▶ WRITTEN PROBLEM: The records below are to be copied word for word, with every picture left out.

####################

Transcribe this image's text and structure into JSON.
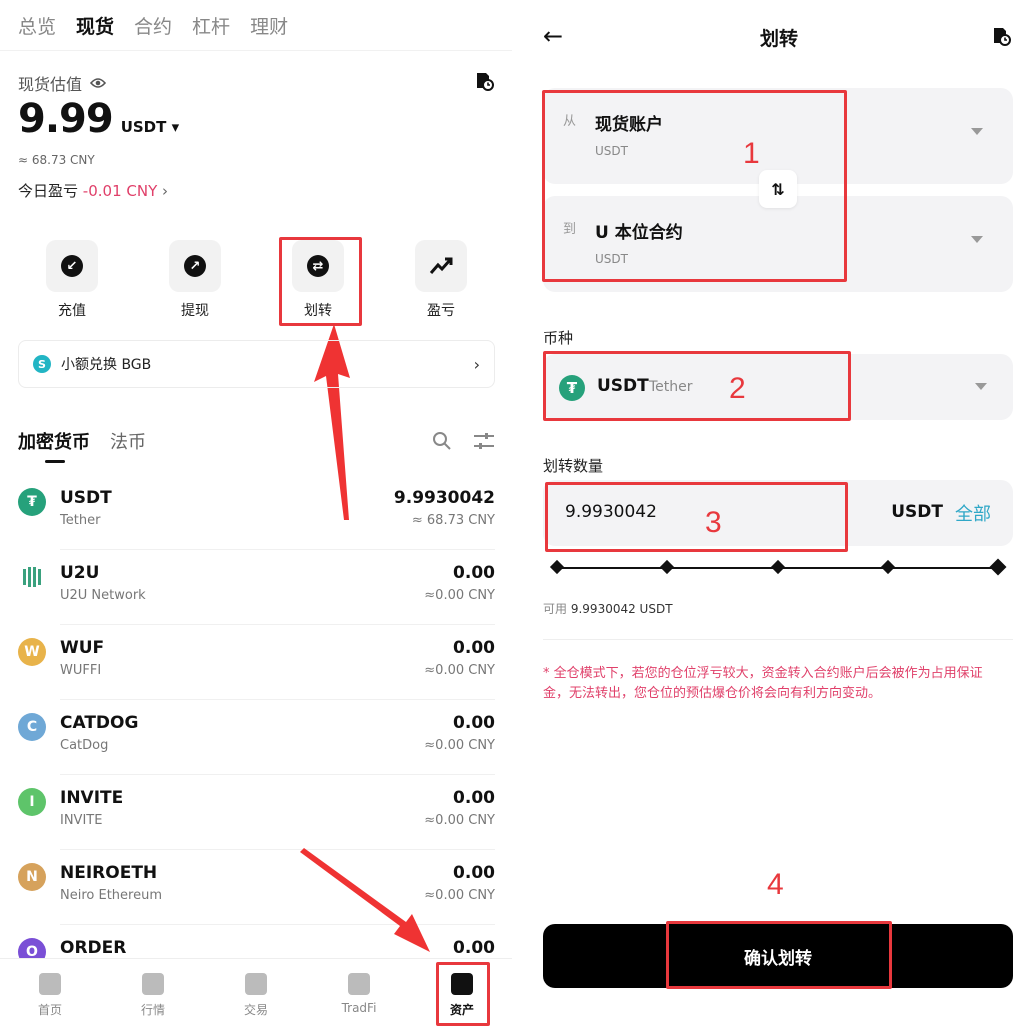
{
  "left": {
    "top_tabs": [
      {
        "label": "总览"
      },
      {
        "label": "现货"
      },
      {
        "label": "合约"
      },
      {
        "label": "杠杆"
      },
      {
        "label": "理财"
      }
    ],
    "estimate_label": "现货估值",
    "balance": "9.99",
    "balance_unit": "USDT",
    "cny_approx": "≈ 68.73 CNY",
    "pnl_label": "今日盈亏",
    "pnl_value": "-0.01 CNY",
    "actions": [
      {
        "label": "充值",
        "icon": "deposit-icon"
      },
      {
        "label": "提现",
        "icon": "withdraw-icon"
      },
      {
        "label": "划转",
        "icon": "transfer-icon"
      },
      {
        "label": "盈亏",
        "icon": "pnl-icon"
      }
    ],
    "bgb_bar": "小额兑换 BGB",
    "asset_tabs": [
      {
        "label": "加密货币"
      },
      {
        "label": "法币"
      }
    ],
    "coins": [
      {
        "symbol": "USDT",
        "name": "Tether",
        "amount": "9.9930042",
        "cny": "≈ 68.73 CNY",
        "color": "#26a17b",
        "glyph": "₮"
      },
      {
        "symbol": "U2U",
        "name": "U2U Network",
        "amount": "0.00",
        "cny": "≈0.00 CNY",
        "color": "#3aa17e",
        "glyph": "U"
      },
      {
        "symbol": "WUF",
        "name": "WUFFI",
        "amount": "0.00",
        "cny": "≈0.00 CNY",
        "color": "#e8b34a",
        "glyph": "W"
      },
      {
        "symbol": "CATDOG",
        "name": "CatDog",
        "amount": "0.00",
        "cny": "≈0.00 CNY",
        "color": "#6fa8d6",
        "glyph": "C"
      },
      {
        "symbol": "INVITE",
        "name": "INVITE",
        "amount": "0.00",
        "cny": "≈0.00 CNY",
        "color": "#5ec46a",
        "glyph": "I"
      },
      {
        "symbol": "NEIROETH",
        "name": "Neiro Ethereum",
        "amount": "0.00",
        "cny": "≈0.00 CNY",
        "color": "#d6a25c",
        "glyph": "N"
      },
      {
        "symbol": "ORDER",
        "name": "",
        "amount": "0.00",
        "cny": "",
        "color": "#7a4fd6",
        "glyph": "O"
      }
    ],
    "nav": [
      {
        "label": "首页"
      },
      {
        "label": "行情"
      },
      {
        "label": "交易"
      },
      {
        "label": "TradFi"
      },
      {
        "label": "资产"
      }
    ]
  },
  "right": {
    "title": "划转",
    "from_key": "从",
    "from_account": "现货账户",
    "from_sub": "USDT",
    "to_key": "到",
    "to_account": "U 本位合约",
    "to_sub": "USDT",
    "coin_label": "币种",
    "coin_symbol": "USDT",
    "coin_name": "Tether",
    "amount_label": "划转数量",
    "amount_value": "9.9930042",
    "amount_unit": "USDT",
    "all_label": "全部",
    "available_key": "可用",
    "available_value": "9.9930042 USDT",
    "warning": "* 全仓模式下，若您的仓位浮亏较大，资金转入合约账户后会被作为占用保证金，无法转出，您仓位的预估爆仓价将会向有利方向变动。",
    "confirm_label": "确认划转"
  },
  "annotations": [
    "1",
    "2",
    "3",
    "4"
  ],
  "colors": {
    "highlight": "#e8383d",
    "negative": "#e0406a",
    "link": "#2fa7c7",
    "tether": "#26a17b"
  }
}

####################

▶ OUTPUT BELOW:
Transcribe this image's text and structure into JSON.
{
  "left": {
    "top_tabs": [
      {
        "label": "总览"
      },
      {
        "label": "现货"
      },
      {
        "label": "合约"
      },
      {
        "label": "杠杆"
      },
      {
        "label": "理财"
      }
    ],
    "estimate_label": "现货估值",
    "balance": "9.99",
    "balance_unit": "USDT",
    "cny_approx": "≈ 68.73 CNY",
    "pnl_label": "今日盈亏",
    "pnl_value": "-0.01 CNY",
    "actions": [
      {
        "label": "充值",
        "icon": "deposit-icon"
      },
      {
        "label": "提现",
        "icon": "withdraw-icon"
      },
      {
        "label": "划转",
        "icon": "transfer-icon"
      },
      {
        "label": "盈亏",
        "icon": "pnl-icon"
      }
    ],
    "bgb_bar": "小额兑换 BGB",
    "asset_tabs": [
      {
        "label": "加密货币"
      },
      {
        "label": "法币"
      }
    ],
    "coins": [
      {
        "symbol": "USDT",
        "name": "Tether",
        "amount": "9.9930042",
        "cny": "≈ 68.73 CNY",
        "color": "#26a17b",
        "glyph": "₮"
      },
      {
        "symbol": "U2U",
        "name": "U2U Network",
        "amount": "0.00",
        "cny": "≈0.00 CNY",
        "color": "#3aa17e",
        "glyph": "U"
      },
      {
        "symbol": "WUF",
        "name": "WUFFI",
        "amount": "0.00",
        "cny": "≈0.00 CNY",
        "color": "#e8b34a",
        "glyph": "W"
      },
      {
        "symbol": "CATDOG",
        "name": "CatDog",
        "amount": "0.00",
        "cny": "≈0.00 CNY",
        "color": "#6fa8d6",
        "glyph": "C"
      },
      {
        "symbol": "INVITE",
        "name": "INVITE",
        "amount": "0.00",
        "cny": "≈0.00 CNY",
        "color": "#5ec46a",
        "glyph": "I"
      },
      {
        "symbol": "NEIROETH",
        "name": "Neiro Ethereum",
        "amount": "0.00",
        "cny": "≈0.00 CNY",
        "color": "#d6a25c",
        "glyph": "N"
      },
      {
        "symbol": "ORDER",
        "name": "",
        "amount": "0.00",
        "cny": "",
        "color": "#7a4fd6",
        "glyph": "O"
      }
    ],
    "nav": [
      {
        "label": "首页"
      },
      {
        "label": "行情"
      },
      {
        "label": "交易"
      },
      {
        "label": "TradFi"
      },
      {
        "label": "资产"
      }
    ]
  },
  "right": {
    "title": "划转",
    "from_key": "从",
    "from_account": "现货账户",
    "from_sub": "USDT",
    "to_key": "到",
    "to_account": "U 本位合约",
    "to_sub": "USDT",
    "coin_label": "币种",
    "coin_symbol": "USDT",
    "coin_name": "Tether",
    "amount_label": "划转数量",
    "amount_value": "9.9930042",
    "amount_unit": "USDT",
    "all_label": "全部",
    "available_key": "可用",
    "available_value": "9.9930042 USDT",
    "warning": "* 全仓模式下，若您的仓位浮亏较大，资金转入合约账户后会被作为占用保证金，无法转出，您仓位的预估爆仓价将会向有利方向变动。",
    "confirm_label": "确认划转"
  },
  "annotations": [
    "1",
    "2",
    "3",
    "4"
  ],
  "colors": {
    "highlight": "#e8383d",
    "negative": "#e0406a",
    "link": "#2fa7c7",
    "tether": "#26a17b"
  }
}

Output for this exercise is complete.